_What is required_
Look over the lines below. Report each one that includes the string "JSON".

[Some records]
>>>>>

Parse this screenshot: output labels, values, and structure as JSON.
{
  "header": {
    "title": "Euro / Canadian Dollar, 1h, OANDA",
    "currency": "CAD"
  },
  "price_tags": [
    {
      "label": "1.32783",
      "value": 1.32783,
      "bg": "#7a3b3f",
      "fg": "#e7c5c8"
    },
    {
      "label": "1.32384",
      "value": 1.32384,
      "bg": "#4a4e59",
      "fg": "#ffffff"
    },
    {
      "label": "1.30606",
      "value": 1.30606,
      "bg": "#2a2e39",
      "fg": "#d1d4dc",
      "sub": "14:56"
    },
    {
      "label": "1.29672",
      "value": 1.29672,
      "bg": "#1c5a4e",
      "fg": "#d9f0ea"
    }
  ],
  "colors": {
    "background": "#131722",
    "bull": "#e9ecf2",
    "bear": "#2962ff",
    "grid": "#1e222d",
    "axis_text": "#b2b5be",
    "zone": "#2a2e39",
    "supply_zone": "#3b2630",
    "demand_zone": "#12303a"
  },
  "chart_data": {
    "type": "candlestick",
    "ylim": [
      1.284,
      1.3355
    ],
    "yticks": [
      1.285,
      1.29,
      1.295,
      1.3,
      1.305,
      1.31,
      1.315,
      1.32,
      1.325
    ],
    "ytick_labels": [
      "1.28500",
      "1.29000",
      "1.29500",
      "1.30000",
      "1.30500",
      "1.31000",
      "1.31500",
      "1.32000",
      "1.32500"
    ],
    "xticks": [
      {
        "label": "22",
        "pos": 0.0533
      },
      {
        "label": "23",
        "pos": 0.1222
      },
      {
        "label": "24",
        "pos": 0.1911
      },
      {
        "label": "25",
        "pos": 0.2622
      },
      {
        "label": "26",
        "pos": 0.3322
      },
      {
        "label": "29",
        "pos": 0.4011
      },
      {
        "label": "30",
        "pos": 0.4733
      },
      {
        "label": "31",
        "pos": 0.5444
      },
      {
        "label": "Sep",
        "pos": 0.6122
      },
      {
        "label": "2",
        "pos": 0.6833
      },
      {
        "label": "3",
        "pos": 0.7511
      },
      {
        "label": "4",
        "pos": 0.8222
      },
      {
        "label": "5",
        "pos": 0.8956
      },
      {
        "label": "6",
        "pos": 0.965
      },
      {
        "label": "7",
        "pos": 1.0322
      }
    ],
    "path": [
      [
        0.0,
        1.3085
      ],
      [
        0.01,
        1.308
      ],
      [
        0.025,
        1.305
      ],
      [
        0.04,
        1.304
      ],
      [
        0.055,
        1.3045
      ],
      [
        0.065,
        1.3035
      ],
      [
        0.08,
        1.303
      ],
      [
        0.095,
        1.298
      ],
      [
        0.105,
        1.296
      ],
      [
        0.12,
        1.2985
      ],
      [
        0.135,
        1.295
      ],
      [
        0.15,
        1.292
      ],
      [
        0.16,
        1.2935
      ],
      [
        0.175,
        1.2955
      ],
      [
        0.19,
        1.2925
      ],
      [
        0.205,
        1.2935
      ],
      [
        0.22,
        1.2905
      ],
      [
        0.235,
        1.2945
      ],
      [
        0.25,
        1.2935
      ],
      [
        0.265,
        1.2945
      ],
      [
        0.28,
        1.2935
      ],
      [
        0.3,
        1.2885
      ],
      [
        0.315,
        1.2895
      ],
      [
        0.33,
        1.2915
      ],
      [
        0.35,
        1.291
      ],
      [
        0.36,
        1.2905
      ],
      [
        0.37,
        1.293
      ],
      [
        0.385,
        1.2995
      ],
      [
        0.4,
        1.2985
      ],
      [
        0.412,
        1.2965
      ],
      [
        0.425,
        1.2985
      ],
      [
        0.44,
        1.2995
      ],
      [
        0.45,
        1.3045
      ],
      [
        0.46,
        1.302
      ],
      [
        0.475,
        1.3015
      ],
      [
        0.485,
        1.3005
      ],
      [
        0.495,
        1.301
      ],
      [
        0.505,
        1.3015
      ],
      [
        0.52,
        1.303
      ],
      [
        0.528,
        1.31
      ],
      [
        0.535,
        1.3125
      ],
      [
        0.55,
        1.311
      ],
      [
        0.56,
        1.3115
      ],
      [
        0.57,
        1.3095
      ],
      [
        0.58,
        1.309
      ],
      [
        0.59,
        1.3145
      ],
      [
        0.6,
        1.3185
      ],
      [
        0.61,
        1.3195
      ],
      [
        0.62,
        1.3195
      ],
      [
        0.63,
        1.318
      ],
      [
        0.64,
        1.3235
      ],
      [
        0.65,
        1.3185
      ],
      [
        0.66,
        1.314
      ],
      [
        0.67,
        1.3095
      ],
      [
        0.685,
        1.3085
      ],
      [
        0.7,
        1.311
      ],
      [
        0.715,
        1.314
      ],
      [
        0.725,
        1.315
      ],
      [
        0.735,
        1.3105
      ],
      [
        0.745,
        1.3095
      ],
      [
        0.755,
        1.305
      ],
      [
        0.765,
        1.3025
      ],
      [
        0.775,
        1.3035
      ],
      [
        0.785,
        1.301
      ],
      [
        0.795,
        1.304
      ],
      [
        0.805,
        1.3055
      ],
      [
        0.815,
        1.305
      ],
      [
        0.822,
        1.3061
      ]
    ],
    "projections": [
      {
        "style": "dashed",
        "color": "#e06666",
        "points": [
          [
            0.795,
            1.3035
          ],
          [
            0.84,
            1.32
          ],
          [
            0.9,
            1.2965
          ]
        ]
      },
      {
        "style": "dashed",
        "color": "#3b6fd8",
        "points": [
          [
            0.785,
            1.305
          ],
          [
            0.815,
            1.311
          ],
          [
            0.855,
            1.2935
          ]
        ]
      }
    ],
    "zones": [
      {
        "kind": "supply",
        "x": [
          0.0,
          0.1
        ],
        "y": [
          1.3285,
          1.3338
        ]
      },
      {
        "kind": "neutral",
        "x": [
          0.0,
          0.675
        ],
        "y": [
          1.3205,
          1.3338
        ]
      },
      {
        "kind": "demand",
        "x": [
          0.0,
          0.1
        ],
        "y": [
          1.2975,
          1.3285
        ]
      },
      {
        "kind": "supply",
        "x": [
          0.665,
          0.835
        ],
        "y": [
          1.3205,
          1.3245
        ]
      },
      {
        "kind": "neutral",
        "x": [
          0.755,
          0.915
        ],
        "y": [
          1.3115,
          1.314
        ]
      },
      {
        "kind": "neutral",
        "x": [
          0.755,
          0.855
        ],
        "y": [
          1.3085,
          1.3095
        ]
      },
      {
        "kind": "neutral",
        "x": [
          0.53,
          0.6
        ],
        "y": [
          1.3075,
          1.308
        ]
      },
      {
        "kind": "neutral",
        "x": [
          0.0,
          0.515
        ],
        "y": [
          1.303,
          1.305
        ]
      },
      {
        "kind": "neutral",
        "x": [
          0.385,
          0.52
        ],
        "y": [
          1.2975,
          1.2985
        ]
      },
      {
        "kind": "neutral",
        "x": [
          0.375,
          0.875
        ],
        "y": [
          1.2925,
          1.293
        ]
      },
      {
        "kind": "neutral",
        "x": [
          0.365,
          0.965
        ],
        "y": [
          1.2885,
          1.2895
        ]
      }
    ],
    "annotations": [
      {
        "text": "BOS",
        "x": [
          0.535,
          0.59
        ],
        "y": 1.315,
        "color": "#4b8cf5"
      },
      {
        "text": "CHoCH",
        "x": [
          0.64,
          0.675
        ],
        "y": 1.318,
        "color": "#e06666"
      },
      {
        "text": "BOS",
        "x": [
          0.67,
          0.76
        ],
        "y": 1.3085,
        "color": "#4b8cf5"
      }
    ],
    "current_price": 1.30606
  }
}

<<<<<
>>>>>

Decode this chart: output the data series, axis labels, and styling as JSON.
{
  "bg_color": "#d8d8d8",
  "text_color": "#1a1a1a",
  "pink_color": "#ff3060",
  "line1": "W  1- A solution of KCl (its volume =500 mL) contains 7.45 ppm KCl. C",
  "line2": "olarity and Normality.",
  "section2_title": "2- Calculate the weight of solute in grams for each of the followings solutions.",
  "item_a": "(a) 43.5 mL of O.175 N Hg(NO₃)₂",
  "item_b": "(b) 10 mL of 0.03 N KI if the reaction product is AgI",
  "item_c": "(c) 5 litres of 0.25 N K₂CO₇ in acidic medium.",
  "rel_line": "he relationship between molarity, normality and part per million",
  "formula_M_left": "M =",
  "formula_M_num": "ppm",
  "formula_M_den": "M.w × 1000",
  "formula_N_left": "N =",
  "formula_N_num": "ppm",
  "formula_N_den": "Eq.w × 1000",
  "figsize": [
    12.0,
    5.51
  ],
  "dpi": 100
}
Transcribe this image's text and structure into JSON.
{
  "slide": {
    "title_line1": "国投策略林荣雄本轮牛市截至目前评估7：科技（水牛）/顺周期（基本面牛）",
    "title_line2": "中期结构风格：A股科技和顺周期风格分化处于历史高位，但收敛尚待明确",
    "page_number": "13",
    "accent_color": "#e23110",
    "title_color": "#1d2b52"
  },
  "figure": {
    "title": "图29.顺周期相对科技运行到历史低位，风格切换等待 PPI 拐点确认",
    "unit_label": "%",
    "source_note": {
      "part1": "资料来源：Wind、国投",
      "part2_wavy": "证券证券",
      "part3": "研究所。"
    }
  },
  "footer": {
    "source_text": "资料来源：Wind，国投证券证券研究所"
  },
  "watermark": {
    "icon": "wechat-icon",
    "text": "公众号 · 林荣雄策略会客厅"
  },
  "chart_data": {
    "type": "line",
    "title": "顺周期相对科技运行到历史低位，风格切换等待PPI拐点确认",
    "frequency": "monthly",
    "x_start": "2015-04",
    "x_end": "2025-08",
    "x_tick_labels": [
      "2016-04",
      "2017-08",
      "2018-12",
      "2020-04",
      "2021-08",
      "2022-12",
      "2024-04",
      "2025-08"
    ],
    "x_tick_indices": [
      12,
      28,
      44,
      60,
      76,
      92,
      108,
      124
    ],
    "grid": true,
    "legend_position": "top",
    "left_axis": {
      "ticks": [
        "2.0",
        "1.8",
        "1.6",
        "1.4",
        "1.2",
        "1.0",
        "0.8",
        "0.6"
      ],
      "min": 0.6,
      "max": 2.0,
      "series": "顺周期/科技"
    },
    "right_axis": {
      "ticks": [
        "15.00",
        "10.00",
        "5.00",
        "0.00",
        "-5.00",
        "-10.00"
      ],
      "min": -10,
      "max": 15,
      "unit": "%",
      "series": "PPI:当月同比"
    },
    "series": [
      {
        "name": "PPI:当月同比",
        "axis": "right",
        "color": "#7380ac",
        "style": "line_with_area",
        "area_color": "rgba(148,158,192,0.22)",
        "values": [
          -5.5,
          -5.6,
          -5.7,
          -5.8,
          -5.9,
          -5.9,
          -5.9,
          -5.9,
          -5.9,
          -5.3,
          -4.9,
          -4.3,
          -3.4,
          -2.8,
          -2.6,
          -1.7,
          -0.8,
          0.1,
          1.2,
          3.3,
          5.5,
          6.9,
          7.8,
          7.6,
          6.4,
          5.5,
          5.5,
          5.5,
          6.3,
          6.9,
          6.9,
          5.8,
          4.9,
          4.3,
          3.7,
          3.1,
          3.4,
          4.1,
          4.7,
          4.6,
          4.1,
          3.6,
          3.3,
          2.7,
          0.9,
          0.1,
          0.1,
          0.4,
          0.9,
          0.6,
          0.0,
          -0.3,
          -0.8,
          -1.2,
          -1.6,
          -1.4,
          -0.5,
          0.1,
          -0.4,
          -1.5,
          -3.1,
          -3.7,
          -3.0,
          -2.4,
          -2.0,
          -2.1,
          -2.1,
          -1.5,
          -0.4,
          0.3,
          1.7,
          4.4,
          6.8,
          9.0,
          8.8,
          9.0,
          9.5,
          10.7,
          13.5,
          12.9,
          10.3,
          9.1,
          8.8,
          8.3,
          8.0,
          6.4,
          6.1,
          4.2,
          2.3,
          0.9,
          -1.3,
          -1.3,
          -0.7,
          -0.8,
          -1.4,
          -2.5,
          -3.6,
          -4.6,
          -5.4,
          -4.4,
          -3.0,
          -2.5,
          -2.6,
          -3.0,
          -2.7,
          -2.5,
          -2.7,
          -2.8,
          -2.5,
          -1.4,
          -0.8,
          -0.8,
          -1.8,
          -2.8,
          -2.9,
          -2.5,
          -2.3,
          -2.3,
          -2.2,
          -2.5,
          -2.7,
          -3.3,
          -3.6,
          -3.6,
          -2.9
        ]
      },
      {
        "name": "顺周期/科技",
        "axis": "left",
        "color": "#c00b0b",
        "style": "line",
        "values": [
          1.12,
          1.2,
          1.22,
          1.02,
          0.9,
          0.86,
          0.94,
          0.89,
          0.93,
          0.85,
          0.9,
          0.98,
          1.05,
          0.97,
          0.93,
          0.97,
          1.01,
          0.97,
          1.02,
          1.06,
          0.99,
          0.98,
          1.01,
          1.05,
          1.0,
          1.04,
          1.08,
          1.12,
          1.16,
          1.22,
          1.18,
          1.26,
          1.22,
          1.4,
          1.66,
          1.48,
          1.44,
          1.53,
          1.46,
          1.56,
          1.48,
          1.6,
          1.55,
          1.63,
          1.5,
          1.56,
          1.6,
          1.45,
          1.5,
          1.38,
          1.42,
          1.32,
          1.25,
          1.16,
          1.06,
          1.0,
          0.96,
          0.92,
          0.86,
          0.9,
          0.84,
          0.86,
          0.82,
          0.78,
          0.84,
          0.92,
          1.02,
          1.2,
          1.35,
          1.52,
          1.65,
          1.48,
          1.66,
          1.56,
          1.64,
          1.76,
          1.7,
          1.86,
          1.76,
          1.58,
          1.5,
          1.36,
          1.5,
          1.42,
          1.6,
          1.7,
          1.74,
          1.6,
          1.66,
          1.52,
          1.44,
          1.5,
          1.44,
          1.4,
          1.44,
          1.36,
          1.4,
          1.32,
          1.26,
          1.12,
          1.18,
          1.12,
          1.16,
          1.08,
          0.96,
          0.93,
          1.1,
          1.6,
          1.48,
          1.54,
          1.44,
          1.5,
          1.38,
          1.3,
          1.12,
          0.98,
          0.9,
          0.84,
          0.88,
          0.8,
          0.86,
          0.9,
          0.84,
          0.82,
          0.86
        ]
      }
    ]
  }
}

<<<<<

_Task output_
Parse this screenshot: output labels, values, and structure as JSON.
Decode this chart: output the data series, axis labels, and styling as JSON.
Transcribe this image's text and structure into JSON.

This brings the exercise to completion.